### WRITTEN REQUEST:
Select each line where the word "whiskers" appears.

### RECORDS TO PROCESS:
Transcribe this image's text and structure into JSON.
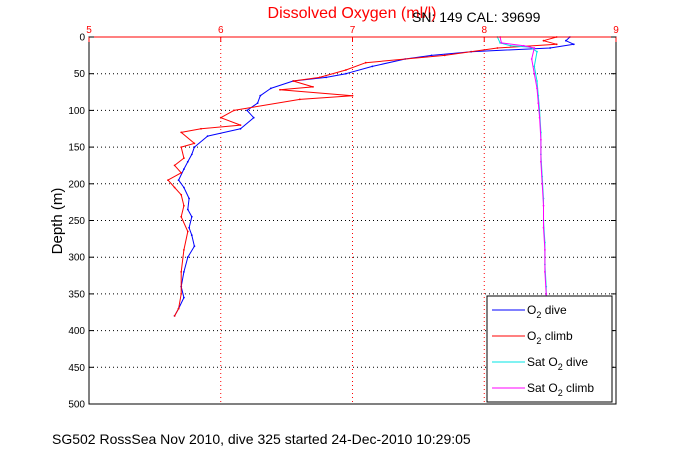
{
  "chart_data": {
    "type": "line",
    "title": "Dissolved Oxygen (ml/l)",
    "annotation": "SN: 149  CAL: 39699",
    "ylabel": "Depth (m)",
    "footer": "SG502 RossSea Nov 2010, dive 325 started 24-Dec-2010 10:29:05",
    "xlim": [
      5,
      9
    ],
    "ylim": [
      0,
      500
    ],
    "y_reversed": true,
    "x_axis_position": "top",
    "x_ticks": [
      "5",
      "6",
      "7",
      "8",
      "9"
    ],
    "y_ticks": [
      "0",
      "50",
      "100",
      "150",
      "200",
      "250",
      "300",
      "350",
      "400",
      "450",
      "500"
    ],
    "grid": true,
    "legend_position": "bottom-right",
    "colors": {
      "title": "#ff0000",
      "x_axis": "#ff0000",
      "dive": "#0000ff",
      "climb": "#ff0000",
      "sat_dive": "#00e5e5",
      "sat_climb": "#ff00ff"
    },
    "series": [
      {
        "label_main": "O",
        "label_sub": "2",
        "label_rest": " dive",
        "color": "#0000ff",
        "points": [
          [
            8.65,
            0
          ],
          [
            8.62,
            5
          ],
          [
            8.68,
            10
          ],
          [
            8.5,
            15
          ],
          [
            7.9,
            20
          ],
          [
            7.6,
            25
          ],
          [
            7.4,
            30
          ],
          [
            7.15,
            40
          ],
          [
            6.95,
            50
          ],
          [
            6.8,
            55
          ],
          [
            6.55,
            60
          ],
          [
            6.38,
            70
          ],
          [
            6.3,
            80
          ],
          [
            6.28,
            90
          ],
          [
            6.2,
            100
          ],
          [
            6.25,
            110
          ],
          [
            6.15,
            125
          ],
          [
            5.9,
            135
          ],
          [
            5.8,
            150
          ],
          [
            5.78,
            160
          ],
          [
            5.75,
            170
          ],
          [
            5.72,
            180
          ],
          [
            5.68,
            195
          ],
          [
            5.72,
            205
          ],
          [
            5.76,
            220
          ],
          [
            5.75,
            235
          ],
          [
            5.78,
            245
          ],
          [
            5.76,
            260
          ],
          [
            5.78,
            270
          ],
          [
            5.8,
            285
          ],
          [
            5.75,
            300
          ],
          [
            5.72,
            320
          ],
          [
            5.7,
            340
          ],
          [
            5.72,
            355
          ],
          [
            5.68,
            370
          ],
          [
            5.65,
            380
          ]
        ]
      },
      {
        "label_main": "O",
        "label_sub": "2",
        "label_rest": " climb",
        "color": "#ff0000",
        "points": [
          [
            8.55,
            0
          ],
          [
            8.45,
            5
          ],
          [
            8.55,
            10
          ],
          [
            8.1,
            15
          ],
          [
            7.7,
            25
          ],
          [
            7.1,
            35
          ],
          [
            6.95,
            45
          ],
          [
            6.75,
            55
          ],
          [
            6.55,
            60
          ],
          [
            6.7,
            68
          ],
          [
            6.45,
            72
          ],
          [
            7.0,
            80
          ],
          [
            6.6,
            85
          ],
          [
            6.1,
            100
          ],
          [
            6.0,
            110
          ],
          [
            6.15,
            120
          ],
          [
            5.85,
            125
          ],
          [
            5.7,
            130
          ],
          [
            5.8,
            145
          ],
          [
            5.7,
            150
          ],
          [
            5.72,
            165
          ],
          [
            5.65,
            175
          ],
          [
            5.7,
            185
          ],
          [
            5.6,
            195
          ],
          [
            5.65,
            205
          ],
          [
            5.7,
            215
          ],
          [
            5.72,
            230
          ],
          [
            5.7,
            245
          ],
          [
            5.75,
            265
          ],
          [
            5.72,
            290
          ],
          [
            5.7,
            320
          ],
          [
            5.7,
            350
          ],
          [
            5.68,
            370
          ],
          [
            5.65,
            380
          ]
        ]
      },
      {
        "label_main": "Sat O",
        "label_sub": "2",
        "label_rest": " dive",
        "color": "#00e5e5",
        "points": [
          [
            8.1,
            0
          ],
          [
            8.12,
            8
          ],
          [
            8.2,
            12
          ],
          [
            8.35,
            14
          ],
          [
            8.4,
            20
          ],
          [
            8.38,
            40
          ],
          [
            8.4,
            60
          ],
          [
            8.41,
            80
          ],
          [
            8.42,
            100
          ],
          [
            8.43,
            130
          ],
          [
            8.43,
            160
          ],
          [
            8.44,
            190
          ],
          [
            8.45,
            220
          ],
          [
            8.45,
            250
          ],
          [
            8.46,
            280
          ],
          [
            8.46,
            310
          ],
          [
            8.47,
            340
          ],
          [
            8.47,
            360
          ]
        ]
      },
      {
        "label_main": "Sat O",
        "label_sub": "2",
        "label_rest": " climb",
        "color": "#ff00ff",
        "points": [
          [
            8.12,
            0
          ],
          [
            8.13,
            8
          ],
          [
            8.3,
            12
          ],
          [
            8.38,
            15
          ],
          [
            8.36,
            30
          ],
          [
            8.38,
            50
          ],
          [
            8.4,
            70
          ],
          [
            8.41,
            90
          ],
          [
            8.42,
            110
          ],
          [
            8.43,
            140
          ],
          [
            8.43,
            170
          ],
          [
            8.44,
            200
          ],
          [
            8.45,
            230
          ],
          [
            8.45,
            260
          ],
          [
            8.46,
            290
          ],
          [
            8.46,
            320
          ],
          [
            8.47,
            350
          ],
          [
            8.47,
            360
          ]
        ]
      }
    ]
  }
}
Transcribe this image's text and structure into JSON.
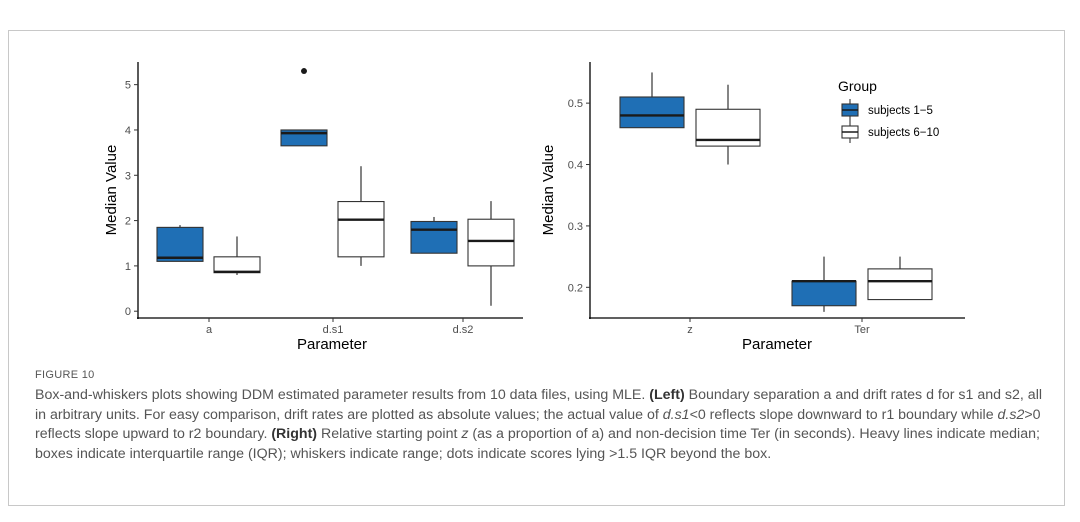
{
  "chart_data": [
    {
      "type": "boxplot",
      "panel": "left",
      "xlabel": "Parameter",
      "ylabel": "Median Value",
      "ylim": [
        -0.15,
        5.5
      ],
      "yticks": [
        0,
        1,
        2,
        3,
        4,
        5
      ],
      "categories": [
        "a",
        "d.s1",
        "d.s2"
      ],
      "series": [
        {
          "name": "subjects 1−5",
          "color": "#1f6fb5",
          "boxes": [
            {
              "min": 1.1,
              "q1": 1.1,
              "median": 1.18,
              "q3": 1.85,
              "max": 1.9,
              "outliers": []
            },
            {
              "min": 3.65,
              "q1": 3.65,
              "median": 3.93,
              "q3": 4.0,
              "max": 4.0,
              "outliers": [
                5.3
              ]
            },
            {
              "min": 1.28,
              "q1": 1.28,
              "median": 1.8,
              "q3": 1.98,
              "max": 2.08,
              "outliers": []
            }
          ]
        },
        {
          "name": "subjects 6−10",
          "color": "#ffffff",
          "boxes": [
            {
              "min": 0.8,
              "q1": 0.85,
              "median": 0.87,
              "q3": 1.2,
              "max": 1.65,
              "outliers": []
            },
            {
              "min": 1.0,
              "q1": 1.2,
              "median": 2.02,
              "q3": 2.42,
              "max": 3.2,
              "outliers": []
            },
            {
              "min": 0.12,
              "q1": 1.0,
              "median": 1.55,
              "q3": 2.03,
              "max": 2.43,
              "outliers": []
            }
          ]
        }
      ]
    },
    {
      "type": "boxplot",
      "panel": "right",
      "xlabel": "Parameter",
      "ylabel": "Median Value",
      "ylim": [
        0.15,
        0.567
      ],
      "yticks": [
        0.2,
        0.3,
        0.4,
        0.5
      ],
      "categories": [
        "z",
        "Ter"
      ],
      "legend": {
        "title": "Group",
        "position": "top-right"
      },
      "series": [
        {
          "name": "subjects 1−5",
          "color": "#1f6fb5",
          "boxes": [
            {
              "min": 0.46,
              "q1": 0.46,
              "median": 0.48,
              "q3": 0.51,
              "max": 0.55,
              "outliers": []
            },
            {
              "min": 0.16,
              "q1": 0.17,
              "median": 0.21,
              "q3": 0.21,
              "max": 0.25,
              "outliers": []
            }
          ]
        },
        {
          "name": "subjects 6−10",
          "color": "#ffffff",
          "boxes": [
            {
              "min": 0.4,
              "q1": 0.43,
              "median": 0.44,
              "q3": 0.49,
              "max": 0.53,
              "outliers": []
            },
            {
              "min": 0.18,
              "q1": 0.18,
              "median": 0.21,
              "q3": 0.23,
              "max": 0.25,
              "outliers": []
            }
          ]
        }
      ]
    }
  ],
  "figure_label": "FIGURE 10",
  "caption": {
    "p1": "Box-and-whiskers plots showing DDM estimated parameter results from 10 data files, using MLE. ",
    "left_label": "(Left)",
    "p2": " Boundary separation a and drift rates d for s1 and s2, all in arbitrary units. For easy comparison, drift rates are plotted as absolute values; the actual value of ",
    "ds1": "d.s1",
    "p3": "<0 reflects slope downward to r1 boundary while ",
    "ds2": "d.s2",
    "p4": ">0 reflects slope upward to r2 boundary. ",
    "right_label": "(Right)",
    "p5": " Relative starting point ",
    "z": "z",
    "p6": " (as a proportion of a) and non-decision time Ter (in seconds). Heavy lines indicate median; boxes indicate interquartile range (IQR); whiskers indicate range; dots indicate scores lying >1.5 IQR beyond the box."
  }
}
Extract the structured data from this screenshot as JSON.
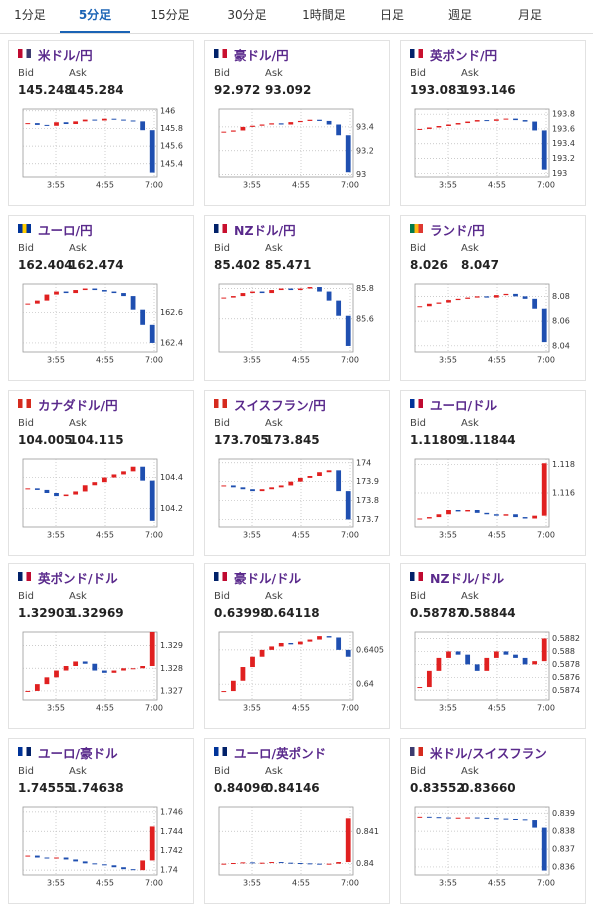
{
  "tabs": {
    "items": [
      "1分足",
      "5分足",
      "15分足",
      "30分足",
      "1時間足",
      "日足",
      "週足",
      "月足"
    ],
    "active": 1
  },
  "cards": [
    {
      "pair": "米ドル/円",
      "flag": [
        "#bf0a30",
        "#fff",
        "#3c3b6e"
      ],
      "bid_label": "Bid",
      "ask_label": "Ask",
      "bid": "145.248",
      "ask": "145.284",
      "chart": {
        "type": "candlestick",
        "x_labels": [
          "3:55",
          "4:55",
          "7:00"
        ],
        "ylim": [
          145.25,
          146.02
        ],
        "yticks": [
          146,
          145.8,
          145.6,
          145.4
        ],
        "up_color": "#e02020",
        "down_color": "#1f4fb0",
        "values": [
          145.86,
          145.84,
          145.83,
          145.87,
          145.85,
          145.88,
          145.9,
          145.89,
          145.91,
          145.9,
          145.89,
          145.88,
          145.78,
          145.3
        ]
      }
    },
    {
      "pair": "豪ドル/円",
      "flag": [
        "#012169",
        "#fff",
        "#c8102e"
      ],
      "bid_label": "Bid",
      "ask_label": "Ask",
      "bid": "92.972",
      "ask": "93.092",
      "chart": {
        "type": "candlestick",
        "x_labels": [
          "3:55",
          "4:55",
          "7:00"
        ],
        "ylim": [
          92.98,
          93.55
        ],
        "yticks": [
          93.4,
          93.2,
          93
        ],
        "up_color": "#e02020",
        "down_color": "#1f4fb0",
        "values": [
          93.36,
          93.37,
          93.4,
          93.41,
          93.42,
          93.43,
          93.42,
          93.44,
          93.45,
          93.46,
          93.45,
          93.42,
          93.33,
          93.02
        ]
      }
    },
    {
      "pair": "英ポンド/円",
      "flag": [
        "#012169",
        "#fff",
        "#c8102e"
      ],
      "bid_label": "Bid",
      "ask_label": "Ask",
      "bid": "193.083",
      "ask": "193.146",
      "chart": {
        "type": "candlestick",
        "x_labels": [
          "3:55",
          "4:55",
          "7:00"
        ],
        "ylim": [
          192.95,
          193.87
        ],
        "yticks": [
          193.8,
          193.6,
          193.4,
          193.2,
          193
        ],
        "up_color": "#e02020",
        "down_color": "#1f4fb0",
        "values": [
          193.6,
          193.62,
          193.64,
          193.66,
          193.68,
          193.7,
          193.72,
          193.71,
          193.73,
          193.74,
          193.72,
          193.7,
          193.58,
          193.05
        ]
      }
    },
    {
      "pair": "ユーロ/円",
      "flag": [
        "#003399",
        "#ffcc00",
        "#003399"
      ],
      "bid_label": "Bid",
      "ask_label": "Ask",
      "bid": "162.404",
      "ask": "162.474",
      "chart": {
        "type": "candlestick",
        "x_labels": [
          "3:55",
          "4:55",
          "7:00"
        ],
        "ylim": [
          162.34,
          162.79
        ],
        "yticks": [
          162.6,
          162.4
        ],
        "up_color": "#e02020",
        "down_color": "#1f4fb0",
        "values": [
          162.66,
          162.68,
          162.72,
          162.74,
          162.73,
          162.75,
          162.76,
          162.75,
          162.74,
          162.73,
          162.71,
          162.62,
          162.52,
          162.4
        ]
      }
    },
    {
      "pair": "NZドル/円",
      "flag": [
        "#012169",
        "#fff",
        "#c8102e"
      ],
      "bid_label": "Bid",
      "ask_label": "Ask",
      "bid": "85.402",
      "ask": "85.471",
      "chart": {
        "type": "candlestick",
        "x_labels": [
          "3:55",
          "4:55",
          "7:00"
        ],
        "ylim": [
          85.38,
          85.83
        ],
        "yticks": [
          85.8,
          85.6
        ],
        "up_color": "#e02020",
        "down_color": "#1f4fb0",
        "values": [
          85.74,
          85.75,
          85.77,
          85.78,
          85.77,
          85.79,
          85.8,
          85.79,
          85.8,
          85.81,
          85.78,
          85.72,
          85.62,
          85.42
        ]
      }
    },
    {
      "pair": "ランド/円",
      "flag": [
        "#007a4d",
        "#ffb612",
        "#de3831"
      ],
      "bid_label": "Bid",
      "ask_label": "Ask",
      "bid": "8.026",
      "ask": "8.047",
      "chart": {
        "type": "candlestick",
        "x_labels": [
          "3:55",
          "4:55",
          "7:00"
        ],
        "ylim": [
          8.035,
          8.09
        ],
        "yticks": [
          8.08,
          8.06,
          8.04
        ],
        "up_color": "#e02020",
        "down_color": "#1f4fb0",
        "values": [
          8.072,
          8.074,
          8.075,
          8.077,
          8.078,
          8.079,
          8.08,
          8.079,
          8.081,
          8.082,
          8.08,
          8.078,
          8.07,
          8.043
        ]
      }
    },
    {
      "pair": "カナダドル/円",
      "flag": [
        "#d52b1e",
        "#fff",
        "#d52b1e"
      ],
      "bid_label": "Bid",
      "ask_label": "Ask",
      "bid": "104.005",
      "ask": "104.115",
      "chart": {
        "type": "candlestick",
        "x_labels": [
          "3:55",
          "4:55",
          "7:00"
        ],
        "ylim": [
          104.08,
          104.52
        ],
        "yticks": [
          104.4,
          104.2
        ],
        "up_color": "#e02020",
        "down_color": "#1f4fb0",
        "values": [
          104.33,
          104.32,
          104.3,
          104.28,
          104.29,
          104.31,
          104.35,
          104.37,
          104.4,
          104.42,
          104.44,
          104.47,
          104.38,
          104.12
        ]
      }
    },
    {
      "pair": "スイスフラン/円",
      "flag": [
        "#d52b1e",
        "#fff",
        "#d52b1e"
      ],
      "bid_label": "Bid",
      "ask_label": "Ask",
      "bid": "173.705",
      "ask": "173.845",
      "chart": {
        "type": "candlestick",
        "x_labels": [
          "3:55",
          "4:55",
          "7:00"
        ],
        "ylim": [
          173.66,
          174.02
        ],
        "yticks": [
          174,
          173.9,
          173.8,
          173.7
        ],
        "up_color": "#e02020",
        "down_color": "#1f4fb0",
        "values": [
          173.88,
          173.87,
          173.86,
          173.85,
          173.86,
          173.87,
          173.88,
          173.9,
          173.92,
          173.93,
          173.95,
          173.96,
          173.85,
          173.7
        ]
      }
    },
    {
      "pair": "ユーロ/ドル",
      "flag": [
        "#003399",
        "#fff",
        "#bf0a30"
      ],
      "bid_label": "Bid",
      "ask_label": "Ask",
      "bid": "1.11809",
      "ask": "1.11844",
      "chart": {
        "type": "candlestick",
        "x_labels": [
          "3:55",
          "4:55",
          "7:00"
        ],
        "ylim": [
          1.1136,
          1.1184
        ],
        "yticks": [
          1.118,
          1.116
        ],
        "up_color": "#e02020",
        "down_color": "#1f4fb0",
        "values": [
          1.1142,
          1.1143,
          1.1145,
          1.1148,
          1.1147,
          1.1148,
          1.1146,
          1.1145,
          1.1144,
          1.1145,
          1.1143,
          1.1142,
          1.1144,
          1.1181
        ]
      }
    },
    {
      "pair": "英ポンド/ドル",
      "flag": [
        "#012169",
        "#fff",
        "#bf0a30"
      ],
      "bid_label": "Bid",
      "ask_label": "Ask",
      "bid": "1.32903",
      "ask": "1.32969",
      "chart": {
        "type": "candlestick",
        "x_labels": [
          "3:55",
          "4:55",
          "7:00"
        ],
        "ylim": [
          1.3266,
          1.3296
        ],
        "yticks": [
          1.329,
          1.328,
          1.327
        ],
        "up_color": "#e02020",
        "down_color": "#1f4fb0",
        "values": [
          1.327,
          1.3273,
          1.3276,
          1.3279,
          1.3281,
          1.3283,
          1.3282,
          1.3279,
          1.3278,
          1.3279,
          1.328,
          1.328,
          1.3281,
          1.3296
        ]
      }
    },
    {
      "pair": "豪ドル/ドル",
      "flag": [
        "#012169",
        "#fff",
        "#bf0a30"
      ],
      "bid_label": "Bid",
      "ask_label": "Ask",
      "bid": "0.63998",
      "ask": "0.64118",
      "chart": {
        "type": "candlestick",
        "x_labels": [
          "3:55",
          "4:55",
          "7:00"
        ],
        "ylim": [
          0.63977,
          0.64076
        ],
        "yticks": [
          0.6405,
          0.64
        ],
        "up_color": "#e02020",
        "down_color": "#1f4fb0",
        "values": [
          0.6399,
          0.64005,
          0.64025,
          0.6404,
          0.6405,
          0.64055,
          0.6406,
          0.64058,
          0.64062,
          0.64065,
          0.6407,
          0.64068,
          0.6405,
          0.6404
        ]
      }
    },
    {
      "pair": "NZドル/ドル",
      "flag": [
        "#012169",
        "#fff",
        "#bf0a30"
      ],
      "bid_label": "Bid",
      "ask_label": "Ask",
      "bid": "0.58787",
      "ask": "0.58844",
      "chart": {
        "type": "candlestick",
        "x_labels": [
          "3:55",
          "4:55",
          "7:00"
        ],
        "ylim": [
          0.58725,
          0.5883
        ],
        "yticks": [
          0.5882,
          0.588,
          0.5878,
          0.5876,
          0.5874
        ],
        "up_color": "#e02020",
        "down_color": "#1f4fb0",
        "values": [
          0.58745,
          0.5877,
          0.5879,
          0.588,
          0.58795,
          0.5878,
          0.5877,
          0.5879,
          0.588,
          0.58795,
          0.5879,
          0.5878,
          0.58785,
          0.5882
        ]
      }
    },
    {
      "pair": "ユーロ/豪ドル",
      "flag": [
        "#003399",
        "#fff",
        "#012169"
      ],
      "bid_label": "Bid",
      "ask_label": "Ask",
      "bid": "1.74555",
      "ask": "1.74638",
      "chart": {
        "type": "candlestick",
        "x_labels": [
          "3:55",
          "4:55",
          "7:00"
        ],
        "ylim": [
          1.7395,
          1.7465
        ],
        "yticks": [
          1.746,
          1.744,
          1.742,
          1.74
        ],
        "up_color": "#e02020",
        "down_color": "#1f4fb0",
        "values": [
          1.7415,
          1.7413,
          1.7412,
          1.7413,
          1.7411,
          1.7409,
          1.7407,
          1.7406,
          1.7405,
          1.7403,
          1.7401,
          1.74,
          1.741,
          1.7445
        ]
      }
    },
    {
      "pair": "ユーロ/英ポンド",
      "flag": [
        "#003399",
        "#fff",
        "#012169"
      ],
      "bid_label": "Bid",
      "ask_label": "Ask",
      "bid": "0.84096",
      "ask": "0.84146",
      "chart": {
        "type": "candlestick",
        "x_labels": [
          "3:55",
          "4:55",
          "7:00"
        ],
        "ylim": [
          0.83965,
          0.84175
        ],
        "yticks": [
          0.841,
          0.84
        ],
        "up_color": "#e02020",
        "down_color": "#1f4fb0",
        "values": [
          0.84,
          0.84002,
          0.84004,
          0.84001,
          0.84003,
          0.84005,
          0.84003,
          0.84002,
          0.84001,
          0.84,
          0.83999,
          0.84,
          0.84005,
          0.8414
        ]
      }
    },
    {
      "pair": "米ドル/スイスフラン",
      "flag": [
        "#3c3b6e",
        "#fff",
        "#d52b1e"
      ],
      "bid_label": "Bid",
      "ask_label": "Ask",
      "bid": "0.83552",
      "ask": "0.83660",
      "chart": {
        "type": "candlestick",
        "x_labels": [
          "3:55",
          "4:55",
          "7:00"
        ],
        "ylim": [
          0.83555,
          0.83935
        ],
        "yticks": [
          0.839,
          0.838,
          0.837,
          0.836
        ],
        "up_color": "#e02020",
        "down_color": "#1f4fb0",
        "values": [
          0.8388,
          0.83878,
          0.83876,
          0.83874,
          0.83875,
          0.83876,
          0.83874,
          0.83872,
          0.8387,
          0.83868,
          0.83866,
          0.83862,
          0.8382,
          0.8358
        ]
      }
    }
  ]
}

### RESULT BELOW:
    "p1": "Box-and-whiskers plots showing DDM estimated parameter results from 10 data files, using MLE. ",
    "p6": " (as a proportion of a) and non-decision time Ter (in seconds). Heavy lines indicate median; boxes indicate interquartile range (IQR); whiskers indicate range; dots indicate scores lying >1.5 IQR beyond the box."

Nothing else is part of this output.